» **Your instructions**: Reproduce the material verbatim, starting at its first line and continuing through the line that contains "category-label: Solar PV—Utility-Scale (ITC)(2)". Include no other lines.

» **Exercise materials**:

________

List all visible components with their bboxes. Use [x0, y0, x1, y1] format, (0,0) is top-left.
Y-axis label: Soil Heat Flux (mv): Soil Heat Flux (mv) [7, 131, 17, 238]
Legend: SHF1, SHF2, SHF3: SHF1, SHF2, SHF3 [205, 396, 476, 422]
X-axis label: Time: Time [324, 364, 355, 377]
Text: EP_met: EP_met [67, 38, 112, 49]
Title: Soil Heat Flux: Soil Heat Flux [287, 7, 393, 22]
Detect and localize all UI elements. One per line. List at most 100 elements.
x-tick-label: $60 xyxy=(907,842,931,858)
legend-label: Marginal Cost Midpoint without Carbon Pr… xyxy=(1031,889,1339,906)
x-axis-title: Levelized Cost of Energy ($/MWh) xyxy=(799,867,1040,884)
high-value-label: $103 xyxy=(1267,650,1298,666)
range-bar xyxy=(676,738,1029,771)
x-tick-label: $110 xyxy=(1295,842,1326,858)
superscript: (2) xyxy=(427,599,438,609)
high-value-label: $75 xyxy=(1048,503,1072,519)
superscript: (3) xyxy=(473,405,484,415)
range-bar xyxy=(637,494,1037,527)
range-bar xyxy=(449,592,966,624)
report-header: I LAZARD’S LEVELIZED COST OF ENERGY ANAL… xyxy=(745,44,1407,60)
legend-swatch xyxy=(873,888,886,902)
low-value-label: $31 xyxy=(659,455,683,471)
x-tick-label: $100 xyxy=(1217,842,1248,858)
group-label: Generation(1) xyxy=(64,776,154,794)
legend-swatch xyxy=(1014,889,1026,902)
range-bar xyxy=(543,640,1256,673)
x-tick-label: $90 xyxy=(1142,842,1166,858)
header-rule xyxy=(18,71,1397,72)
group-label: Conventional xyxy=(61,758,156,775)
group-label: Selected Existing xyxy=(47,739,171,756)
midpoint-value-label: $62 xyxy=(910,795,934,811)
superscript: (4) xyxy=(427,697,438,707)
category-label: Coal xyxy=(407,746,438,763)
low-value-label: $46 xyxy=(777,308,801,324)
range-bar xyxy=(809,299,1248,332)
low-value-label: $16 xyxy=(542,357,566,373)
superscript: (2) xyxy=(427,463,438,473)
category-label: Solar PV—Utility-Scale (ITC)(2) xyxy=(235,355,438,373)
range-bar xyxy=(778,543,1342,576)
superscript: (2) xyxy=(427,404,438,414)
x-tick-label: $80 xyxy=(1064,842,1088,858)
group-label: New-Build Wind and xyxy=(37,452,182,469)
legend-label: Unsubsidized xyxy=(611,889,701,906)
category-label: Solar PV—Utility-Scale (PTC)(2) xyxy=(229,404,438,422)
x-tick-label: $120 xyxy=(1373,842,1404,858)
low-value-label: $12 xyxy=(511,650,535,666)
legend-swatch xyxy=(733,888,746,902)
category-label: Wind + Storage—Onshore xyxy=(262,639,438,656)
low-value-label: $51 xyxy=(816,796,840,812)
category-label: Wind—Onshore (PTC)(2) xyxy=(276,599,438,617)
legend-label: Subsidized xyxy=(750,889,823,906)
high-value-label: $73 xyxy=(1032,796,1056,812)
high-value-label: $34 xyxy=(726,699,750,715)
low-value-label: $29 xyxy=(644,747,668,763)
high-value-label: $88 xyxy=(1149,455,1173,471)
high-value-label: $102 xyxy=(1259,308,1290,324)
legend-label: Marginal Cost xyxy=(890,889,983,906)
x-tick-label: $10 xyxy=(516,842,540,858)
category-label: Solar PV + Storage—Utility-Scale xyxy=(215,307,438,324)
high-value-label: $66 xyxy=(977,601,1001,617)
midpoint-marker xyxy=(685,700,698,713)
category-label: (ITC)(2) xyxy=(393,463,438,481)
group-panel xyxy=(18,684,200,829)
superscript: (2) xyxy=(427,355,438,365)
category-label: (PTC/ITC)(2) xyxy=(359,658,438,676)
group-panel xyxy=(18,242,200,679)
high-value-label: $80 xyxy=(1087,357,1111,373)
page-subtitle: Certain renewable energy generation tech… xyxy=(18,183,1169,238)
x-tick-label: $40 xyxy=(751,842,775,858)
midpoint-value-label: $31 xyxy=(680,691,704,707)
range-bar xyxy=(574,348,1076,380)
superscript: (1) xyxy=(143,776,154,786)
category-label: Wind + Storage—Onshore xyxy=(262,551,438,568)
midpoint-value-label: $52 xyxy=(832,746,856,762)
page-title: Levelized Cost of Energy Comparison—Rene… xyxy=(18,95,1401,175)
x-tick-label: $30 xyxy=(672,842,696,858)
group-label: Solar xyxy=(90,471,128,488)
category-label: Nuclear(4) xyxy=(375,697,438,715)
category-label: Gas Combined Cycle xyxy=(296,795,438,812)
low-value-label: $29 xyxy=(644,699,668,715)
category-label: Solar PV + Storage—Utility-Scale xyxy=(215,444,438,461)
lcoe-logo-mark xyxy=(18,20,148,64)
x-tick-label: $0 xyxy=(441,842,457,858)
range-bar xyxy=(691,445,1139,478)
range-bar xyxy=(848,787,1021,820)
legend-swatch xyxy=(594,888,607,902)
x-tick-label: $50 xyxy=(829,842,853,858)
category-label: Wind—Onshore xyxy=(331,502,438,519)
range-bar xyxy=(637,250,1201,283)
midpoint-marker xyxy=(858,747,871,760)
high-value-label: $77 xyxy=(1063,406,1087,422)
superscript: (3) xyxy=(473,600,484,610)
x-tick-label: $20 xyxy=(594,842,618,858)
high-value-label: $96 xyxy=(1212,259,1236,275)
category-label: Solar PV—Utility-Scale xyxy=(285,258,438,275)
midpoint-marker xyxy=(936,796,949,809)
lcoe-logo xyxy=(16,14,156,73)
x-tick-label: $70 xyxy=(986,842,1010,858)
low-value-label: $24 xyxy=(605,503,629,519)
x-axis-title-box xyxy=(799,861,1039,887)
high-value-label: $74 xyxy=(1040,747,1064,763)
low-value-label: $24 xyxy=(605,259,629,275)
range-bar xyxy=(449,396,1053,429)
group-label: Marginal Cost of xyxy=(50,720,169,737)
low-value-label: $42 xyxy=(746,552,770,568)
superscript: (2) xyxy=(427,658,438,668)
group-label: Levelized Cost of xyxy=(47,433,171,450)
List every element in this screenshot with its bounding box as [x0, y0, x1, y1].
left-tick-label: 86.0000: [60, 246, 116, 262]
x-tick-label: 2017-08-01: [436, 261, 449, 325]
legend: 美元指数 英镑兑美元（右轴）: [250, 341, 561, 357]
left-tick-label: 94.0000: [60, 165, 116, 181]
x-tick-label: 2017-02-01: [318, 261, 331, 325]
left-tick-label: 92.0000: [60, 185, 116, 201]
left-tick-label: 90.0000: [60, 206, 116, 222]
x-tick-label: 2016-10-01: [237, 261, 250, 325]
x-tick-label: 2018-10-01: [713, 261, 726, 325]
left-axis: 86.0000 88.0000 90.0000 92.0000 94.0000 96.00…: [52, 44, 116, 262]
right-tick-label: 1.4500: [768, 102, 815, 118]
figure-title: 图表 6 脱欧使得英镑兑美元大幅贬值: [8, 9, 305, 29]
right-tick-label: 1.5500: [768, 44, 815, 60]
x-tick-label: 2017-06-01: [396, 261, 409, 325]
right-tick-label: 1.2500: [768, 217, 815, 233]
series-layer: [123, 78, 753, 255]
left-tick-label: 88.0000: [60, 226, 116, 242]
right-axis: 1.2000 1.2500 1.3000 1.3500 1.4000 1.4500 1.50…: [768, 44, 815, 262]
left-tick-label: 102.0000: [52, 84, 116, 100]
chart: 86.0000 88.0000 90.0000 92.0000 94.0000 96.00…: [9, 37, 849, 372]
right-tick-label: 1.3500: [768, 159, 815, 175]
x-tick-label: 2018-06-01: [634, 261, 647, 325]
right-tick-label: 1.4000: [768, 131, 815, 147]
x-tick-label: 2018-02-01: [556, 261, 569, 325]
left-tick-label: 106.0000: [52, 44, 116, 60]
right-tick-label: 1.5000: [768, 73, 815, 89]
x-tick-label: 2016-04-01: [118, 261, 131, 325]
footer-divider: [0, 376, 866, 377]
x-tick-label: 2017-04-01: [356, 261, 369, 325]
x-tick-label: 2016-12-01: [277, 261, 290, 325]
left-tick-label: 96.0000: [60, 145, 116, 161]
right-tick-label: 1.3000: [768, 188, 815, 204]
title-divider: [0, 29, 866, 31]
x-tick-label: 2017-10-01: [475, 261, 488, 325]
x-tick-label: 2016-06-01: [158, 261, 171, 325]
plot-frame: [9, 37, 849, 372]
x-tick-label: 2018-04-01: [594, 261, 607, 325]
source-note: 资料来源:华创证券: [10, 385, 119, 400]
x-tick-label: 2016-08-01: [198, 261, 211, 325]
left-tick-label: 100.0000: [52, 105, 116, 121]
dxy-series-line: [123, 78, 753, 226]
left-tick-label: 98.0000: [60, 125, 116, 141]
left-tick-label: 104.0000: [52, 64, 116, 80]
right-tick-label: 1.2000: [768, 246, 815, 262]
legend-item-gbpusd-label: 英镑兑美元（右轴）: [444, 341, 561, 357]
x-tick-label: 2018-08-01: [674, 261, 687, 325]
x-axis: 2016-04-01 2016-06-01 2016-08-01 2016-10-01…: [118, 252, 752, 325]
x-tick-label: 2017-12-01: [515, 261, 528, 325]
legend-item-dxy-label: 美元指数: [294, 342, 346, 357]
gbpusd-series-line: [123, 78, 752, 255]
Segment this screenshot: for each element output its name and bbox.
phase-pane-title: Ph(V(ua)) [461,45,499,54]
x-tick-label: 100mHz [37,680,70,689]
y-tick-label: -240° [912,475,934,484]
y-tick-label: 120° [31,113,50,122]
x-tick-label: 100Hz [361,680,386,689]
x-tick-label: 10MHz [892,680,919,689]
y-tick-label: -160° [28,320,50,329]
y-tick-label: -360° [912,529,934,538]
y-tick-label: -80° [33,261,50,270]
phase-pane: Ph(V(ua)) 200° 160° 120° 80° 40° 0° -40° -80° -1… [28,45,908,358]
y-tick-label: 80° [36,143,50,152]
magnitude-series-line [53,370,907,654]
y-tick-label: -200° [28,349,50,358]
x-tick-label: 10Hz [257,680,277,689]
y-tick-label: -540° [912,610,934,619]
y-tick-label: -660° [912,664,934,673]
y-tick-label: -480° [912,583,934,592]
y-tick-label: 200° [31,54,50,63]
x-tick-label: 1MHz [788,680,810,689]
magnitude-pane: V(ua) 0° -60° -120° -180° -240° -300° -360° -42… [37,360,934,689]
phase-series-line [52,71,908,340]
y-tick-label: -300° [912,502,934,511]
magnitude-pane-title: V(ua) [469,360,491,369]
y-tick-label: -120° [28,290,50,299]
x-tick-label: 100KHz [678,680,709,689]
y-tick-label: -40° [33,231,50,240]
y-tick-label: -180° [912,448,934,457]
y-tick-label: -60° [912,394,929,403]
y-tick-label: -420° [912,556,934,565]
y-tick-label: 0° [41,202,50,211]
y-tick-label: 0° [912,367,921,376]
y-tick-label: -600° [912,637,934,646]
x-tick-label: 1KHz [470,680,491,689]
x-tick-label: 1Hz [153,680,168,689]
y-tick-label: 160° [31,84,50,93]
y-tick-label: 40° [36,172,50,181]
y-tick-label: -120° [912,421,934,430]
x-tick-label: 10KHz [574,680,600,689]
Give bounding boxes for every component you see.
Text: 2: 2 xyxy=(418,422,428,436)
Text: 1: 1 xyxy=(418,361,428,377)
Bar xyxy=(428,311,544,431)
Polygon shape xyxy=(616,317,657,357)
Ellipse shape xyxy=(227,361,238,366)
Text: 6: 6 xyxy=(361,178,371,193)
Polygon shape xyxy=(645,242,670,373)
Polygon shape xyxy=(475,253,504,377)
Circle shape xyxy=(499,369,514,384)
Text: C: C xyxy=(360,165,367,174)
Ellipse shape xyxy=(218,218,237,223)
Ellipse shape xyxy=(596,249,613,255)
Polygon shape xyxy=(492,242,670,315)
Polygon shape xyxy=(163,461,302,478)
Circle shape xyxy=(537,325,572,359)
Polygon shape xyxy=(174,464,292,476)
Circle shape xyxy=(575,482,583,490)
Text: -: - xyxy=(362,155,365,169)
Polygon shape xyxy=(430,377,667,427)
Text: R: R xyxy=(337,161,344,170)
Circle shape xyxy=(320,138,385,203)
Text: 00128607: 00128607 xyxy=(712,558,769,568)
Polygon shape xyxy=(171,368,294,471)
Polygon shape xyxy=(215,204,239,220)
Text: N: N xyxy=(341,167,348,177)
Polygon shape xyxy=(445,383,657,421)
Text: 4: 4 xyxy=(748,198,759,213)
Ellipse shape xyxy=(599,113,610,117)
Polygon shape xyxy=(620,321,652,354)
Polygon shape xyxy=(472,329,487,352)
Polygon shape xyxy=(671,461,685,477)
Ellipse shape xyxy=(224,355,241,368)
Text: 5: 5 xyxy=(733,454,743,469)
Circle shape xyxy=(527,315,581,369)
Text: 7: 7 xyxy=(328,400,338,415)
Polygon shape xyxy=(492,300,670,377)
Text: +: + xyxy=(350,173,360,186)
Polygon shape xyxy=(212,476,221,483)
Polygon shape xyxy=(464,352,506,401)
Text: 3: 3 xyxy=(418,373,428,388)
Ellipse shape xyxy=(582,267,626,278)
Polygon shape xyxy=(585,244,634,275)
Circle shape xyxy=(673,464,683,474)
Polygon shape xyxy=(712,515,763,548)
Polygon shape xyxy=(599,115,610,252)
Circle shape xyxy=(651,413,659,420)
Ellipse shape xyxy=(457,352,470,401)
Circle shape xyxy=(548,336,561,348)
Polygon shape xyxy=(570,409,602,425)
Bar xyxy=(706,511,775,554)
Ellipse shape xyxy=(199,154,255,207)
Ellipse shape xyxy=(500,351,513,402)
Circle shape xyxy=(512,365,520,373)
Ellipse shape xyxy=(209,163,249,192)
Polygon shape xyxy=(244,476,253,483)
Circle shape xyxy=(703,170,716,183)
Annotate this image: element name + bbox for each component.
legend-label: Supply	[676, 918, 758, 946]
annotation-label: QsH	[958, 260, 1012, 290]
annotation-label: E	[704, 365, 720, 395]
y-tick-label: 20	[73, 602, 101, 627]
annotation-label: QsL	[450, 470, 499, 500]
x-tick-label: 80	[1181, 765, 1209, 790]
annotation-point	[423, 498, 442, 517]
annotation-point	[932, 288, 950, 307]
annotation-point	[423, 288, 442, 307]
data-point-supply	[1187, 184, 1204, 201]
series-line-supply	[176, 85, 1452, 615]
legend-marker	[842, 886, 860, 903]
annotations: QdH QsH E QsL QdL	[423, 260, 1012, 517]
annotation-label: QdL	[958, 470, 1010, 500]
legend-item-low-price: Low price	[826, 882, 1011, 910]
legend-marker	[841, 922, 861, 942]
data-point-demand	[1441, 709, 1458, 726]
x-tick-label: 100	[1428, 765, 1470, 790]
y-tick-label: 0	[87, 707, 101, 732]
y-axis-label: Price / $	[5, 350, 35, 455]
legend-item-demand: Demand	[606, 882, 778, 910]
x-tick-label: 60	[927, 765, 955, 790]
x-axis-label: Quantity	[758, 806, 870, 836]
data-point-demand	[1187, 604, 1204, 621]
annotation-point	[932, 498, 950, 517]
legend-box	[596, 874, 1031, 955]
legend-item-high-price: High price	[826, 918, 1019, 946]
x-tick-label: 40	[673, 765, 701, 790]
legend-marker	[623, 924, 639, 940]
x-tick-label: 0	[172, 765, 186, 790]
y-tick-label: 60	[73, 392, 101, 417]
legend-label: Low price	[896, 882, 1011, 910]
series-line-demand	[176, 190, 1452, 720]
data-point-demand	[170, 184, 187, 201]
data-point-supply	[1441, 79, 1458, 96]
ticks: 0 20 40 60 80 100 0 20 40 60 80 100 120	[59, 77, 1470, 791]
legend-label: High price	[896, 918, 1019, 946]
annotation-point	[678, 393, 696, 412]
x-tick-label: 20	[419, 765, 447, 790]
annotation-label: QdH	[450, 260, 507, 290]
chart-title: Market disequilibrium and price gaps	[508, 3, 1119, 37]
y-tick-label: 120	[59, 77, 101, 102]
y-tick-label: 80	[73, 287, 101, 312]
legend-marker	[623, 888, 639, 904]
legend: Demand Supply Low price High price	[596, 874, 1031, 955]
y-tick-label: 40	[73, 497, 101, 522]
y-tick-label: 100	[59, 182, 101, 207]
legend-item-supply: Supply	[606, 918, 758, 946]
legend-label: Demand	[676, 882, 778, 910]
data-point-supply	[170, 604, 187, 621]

________

» **Solution to the problem**:
List all visible components with their bboxes. Use [x0, y0, x1, y1] format, (0,0) is top-left.
Y-axis label: Soil Heat Flux (mv): Soil Heat Flux (mv) [7, 131, 17, 238]
Legend: SHF1, SHF2, SHF3: SHF1, SHF2, SHF3 [205, 396, 476, 422]
X-axis label: Time: Time [324, 364, 355, 377]
Text: EP_met: EP_met [67, 38, 112, 49]
Title: Soil Heat Flux: Soil Heat Flux [287, 7, 393, 22]
Detect and localize all UI elements. One per line. List at most 100 elements.
x-tick-label: $60 xyxy=(907,842,931,858)
legend-label: Marginal Cost Midpoint without Carbon Pr… xyxy=(1031,889,1339,906)
x-axis-title: Levelized Cost of Energy ($/MWh) xyxy=(799,867,1040,884)
high-value-label: $103 xyxy=(1267,650,1298,666)
range-bar xyxy=(676,738,1029,771)
x-tick-label: $110 xyxy=(1295,842,1326,858)
superscript: (2) xyxy=(427,599,438,609)
high-value-label: $75 xyxy=(1048,503,1072,519)
superscript: (3) xyxy=(473,405,484,415)
range-bar xyxy=(637,494,1037,527)
range-bar xyxy=(449,592,966,624)
report-header: I LAZARD’S LEVELIZED COST OF ENERGY ANAL… xyxy=(745,44,1407,60)
legend-swatch xyxy=(873,888,886,902)
low-value-label: $31 xyxy=(659,455,683,471)
x-tick-label: $100 xyxy=(1217,842,1248,858)
group-label: Generation(1) xyxy=(64,776,154,794)
legend-swatch xyxy=(1014,889,1026,902)
range-bar xyxy=(543,640,1256,673)
x-tick-label: $90 xyxy=(1142,842,1166,858)
header-rule xyxy=(18,71,1397,72)
group-label: Conventional xyxy=(61,758,156,775)
group-label: Selected Existing xyxy=(47,739,171,756)
midpoint-value-label: $62 xyxy=(910,795,934,811)
superscript: (4) xyxy=(427,697,438,707)
category-label: Coal xyxy=(407,746,438,763)
low-value-label: $46 xyxy=(777,308,801,324)
range-bar xyxy=(809,299,1248,332)
low-value-label: $16 xyxy=(542,357,566,373)
superscript: (2) xyxy=(427,463,438,473)
category-label: Solar PV—Utility-Scale (ITC)(2) xyxy=(235,355,438,373)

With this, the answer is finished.